Copy out the lines that have "security" in them.

# start of Input material

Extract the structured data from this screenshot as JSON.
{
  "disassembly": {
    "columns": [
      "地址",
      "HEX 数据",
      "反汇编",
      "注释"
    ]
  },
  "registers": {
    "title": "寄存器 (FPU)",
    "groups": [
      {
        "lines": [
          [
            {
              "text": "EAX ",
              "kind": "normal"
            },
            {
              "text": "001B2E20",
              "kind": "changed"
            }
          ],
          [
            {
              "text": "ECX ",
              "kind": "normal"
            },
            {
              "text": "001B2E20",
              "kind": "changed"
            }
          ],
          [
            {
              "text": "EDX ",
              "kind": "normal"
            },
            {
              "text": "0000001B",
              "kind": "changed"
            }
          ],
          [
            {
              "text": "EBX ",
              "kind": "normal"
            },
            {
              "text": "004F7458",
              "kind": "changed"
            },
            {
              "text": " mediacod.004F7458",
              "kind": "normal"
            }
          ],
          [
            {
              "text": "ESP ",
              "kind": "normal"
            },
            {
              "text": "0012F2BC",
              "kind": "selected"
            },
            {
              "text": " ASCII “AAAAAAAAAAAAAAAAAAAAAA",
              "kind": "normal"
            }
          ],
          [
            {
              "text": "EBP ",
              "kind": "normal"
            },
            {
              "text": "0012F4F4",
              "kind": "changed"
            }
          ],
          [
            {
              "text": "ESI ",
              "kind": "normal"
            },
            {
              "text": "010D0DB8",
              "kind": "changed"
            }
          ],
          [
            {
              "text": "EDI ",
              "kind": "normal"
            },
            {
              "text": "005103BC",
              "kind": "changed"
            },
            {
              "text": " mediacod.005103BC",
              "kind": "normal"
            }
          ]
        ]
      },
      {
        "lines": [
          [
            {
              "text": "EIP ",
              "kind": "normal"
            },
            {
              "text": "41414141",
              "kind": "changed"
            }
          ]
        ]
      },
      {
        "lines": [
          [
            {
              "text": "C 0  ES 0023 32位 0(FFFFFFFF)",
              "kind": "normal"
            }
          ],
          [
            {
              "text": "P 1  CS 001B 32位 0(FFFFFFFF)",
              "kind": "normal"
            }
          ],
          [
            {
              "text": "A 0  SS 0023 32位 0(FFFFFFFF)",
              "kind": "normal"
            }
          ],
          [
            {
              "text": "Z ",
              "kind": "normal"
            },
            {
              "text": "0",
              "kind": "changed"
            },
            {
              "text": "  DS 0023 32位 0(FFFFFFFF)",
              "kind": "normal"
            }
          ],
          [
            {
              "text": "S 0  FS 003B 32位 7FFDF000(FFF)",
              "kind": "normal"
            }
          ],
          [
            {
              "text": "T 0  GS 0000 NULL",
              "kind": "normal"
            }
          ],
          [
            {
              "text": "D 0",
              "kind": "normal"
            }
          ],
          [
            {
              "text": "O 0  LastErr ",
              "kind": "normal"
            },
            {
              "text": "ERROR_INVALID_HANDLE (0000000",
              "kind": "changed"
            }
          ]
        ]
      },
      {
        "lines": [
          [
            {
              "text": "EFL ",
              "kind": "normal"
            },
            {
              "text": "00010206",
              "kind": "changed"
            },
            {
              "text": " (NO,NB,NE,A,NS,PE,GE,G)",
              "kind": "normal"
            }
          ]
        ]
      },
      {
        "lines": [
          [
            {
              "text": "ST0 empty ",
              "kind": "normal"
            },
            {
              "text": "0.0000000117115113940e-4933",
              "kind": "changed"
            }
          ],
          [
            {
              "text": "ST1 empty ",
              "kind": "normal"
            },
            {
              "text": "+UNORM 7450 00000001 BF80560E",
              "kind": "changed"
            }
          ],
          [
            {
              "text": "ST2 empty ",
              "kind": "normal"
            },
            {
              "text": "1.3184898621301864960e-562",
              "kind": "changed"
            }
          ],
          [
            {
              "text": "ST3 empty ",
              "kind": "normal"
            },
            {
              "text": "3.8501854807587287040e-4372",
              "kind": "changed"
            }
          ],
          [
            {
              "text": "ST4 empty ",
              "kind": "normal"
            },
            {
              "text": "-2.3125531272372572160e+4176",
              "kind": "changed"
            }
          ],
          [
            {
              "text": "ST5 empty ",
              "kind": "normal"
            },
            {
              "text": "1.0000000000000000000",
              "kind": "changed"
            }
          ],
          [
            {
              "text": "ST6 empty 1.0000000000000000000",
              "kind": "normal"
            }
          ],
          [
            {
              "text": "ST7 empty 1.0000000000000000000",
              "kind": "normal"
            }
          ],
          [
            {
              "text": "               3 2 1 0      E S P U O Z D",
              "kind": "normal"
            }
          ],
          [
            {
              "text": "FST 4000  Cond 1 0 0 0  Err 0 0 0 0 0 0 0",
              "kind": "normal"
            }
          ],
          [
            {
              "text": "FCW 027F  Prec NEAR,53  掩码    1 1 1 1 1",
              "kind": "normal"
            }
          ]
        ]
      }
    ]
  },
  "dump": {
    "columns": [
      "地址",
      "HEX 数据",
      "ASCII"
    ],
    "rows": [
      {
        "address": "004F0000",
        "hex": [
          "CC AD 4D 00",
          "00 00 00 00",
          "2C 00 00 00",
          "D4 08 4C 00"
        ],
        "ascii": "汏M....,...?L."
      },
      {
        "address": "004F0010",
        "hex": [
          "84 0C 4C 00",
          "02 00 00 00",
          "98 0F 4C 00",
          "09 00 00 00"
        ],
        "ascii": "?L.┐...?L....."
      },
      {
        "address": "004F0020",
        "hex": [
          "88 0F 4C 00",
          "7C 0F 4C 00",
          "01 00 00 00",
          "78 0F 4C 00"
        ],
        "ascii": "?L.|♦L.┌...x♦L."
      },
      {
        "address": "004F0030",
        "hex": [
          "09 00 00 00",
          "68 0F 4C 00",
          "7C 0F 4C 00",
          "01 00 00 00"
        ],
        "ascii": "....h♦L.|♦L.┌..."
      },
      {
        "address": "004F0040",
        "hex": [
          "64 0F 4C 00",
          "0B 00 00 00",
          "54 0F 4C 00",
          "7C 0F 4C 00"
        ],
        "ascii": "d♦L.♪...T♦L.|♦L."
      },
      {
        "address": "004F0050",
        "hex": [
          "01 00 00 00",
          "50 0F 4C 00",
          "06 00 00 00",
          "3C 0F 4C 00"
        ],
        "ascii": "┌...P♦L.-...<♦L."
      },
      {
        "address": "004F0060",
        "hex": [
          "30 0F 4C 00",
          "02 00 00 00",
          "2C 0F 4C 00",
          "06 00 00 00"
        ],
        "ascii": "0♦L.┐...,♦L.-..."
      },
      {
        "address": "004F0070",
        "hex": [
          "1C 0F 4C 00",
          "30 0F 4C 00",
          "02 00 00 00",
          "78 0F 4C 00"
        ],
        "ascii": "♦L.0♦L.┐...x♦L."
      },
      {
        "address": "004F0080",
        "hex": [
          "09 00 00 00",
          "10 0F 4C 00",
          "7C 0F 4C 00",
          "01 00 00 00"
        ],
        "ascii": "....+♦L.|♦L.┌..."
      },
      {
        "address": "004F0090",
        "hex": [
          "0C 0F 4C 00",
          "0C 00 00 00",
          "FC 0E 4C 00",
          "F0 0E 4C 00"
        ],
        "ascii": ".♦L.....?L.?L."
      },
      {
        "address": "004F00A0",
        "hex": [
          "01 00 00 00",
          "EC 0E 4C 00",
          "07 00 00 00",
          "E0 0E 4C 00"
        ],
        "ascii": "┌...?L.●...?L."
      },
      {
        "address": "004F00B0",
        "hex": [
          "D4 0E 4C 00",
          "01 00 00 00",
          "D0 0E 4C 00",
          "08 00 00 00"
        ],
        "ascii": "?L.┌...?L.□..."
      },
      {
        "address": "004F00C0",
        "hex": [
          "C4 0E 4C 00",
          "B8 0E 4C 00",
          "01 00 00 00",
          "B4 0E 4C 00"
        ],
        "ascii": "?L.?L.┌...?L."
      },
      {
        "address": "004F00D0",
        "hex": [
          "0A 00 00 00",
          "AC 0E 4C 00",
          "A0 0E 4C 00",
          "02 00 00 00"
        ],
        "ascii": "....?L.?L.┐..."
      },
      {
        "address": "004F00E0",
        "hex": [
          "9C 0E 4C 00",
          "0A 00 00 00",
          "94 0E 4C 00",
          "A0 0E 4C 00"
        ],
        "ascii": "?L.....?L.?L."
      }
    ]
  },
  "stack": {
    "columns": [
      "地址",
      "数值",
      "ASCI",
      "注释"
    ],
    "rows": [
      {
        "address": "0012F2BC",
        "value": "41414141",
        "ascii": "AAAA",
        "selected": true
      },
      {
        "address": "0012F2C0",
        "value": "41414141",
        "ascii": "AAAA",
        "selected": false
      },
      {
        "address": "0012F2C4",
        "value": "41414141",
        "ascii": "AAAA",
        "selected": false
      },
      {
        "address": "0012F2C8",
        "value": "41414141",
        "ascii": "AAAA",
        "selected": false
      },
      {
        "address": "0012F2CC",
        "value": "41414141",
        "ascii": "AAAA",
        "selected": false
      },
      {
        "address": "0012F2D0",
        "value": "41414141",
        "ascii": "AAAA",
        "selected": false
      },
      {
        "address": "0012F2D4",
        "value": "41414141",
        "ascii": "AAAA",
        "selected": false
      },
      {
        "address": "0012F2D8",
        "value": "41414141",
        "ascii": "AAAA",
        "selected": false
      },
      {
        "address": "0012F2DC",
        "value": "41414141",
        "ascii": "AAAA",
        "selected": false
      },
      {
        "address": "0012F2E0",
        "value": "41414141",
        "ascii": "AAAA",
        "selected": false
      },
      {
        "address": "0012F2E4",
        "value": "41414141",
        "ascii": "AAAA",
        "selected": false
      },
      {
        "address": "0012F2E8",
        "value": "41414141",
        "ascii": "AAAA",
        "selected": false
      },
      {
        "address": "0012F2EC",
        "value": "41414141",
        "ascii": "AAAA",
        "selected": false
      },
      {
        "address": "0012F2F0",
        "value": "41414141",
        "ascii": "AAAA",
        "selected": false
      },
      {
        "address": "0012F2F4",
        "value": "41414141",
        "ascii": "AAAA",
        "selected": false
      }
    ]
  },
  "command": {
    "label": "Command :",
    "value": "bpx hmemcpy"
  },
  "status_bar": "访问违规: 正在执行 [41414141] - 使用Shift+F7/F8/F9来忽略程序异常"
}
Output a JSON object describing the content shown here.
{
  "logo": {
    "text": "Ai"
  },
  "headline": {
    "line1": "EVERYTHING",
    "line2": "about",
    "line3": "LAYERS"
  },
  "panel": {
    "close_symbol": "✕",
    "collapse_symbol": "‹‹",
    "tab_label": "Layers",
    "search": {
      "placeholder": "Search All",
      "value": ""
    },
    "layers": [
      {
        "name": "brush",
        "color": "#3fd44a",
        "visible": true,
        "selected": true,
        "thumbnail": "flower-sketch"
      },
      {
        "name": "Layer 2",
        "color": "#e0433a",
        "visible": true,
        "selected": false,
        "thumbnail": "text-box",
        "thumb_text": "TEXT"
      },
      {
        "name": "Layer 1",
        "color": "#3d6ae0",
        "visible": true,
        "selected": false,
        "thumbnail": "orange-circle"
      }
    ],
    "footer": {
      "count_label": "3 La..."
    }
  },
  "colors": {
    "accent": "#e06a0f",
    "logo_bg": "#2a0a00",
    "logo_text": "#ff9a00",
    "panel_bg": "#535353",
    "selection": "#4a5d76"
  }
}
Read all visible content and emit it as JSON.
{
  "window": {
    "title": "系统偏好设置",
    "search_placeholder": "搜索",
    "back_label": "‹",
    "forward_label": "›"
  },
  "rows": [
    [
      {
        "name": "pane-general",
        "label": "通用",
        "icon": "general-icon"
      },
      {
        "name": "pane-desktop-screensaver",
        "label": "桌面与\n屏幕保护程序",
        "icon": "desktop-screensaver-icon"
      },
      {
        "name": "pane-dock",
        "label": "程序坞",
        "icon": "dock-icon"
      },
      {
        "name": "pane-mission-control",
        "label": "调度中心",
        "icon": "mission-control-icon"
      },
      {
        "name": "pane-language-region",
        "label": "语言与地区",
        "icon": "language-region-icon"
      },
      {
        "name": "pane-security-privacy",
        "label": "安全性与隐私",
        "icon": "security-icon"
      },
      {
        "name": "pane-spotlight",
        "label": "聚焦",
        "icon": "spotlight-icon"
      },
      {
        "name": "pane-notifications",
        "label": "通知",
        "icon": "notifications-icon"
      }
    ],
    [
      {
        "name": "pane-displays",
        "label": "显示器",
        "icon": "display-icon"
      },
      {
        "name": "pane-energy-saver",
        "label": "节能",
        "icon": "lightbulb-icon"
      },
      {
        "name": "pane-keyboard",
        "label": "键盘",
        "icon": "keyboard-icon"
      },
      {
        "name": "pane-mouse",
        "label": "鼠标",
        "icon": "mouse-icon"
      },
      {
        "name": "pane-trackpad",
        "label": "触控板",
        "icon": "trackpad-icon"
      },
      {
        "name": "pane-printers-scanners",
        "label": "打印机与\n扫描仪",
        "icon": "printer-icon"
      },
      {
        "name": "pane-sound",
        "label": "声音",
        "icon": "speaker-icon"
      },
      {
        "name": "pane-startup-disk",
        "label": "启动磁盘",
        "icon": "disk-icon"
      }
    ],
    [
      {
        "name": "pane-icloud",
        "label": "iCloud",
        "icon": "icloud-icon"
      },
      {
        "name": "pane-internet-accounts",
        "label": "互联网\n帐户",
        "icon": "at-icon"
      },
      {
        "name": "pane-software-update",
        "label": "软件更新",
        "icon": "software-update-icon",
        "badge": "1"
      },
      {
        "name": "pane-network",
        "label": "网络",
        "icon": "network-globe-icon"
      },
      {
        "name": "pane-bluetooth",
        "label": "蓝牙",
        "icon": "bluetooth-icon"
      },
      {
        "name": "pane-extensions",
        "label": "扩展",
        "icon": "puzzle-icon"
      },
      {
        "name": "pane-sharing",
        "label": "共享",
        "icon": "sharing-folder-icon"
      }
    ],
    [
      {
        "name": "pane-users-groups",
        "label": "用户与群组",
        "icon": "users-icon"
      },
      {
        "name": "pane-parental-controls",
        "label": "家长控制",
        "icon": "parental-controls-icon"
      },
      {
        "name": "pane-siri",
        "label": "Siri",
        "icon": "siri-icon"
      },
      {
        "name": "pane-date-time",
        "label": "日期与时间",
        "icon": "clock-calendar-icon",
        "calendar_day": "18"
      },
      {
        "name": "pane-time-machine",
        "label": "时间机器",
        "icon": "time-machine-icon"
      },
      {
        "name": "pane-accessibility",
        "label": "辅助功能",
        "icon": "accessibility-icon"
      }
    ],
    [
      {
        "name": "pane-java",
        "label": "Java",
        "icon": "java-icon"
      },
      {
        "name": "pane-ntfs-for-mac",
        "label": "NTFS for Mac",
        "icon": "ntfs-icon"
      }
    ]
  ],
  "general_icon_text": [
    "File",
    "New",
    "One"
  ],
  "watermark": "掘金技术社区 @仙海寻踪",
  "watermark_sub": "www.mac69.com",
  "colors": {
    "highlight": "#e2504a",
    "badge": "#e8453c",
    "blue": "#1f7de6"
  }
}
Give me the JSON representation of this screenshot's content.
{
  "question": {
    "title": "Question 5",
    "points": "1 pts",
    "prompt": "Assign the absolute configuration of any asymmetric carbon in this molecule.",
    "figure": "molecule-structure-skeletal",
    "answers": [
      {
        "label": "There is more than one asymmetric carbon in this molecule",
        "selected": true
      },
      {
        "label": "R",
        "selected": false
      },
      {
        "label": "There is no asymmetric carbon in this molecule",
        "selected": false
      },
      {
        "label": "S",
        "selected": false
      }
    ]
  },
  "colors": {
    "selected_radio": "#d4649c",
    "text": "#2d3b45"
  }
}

# end of Input material

▶ [Solution to this problem]
        "name": "pane-security-privacy",
        "icon": "security-icon"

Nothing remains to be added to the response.